***** Exercise data

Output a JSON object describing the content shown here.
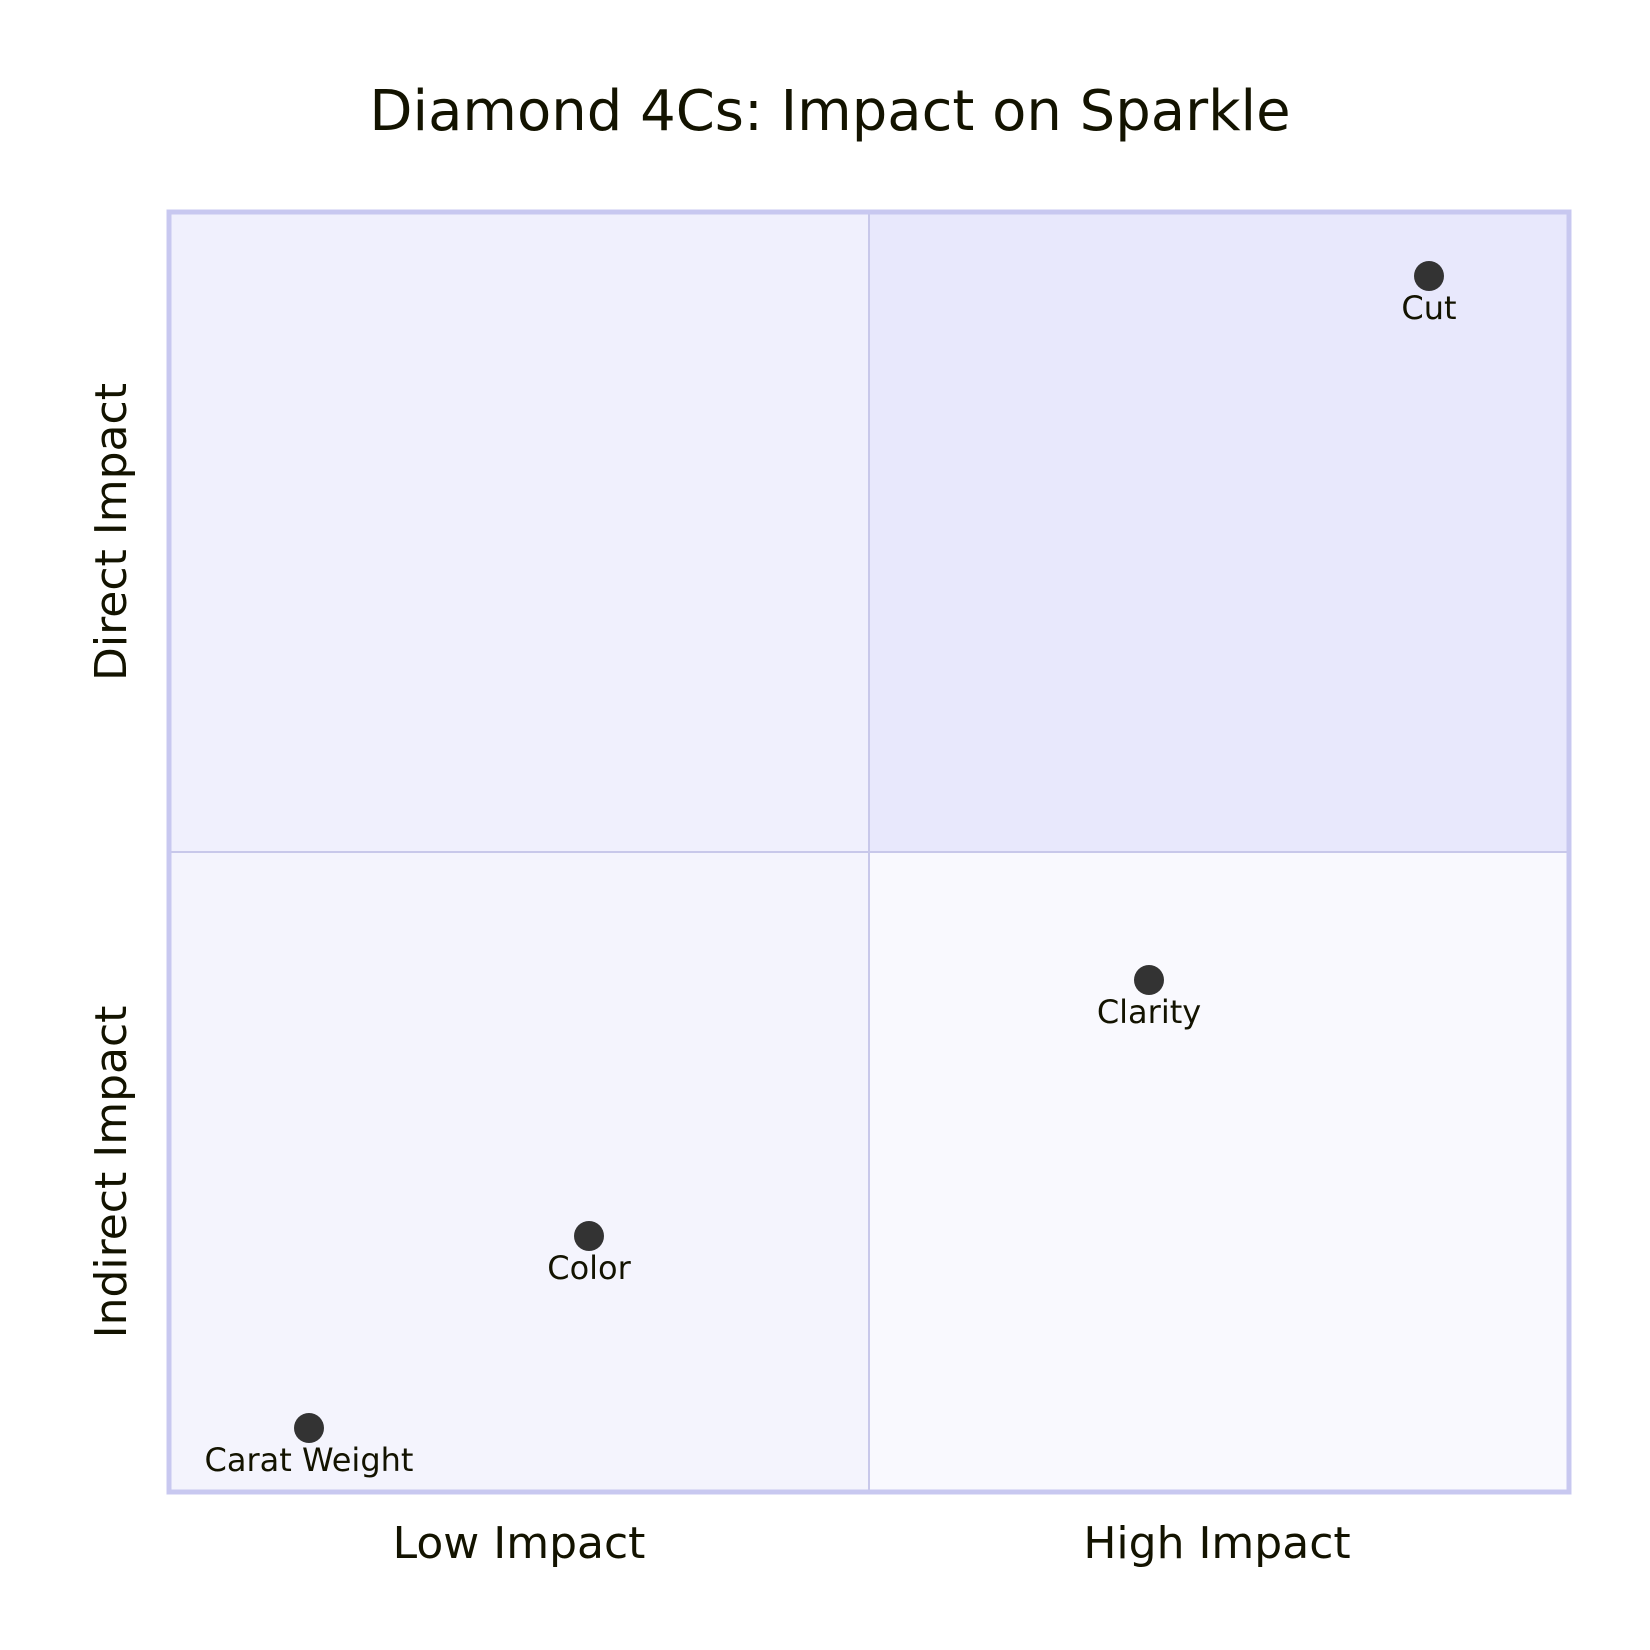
{
  "chart_data": {
    "type": "scatter",
    "title": "Diamond 4Cs: Impact on Sparkle",
    "x_axis": {
      "left_label": "Low Impact",
      "right_label": "High Impact",
      "range": [
        0,
        1
      ]
    },
    "y_axis": {
      "bottom_label": "Indirect Impact",
      "top_label": "Direct Impact",
      "range": [
        0,
        1
      ]
    },
    "quadrants": {
      "top_right": "",
      "top_left": "",
      "bottom_left": "",
      "bottom_right": ""
    },
    "quadrant_colors": {
      "top_right": "#e8e8fc",
      "top_left": "#f0f0fd",
      "bottom_left": "#f4f4fd",
      "bottom_right": "#f9f9fe"
    },
    "border_color": "#c8c8f0",
    "divider_color": "#c8c8ea",
    "point_color": "#333333",
    "points": [
      {
        "name": "Cut",
        "x": 0.9,
        "y": 0.95
      },
      {
        "name": "Clarity",
        "x": 0.7,
        "y": 0.4
      },
      {
        "name": "Color",
        "x": 0.3,
        "y": 0.2
      },
      {
        "name": "Carat Weight",
        "x": 0.1,
        "y": 0.05
      }
    ]
  }
}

**********

Copy the whole of the material above exactly, but not its images.

Output a JSON object describing the content shown here.
{
  "chart_data": {
    "type": "scatter",
    "title": "Diamond 4Cs: Impact on Sparkle",
    "x_axis": {
      "left_label": "Low Impact",
      "right_label": "High Impact",
      "range": [
        0,
        1
      ]
    },
    "y_axis": {
      "bottom_label": "Indirect Impact",
      "top_label": "Direct Impact",
      "range": [
        0,
        1
      ]
    },
    "quadrants": {
      "top_right": "",
      "top_left": "",
      "bottom_left": "",
      "bottom_right": ""
    },
    "quadrant_colors": {
      "top_right": "#e8e8fc",
      "top_left": "#f0f0fd",
      "bottom_left": "#f4f4fd",
      "bottom_right": "#f9f9fe"
    },
    "border_color": "#c8c8f0",
    "divider_color": "#c8c8ea",
    "point_color": "#333333",
    "points": [
      {
        "name": "Cut",
        "x": 0.9,
        "y": 0.95
      },
      {
        "name": "Clarity",
        "x": 0.7,
        "y": 0.4
      },
      {
        "name": "Color",
        "x": 0.3,
        "y": 0.2
      },
      {
        "name": "Carat Weight",
        "x": 0.1,
        "y": 0.05
      }
    ]
  }
}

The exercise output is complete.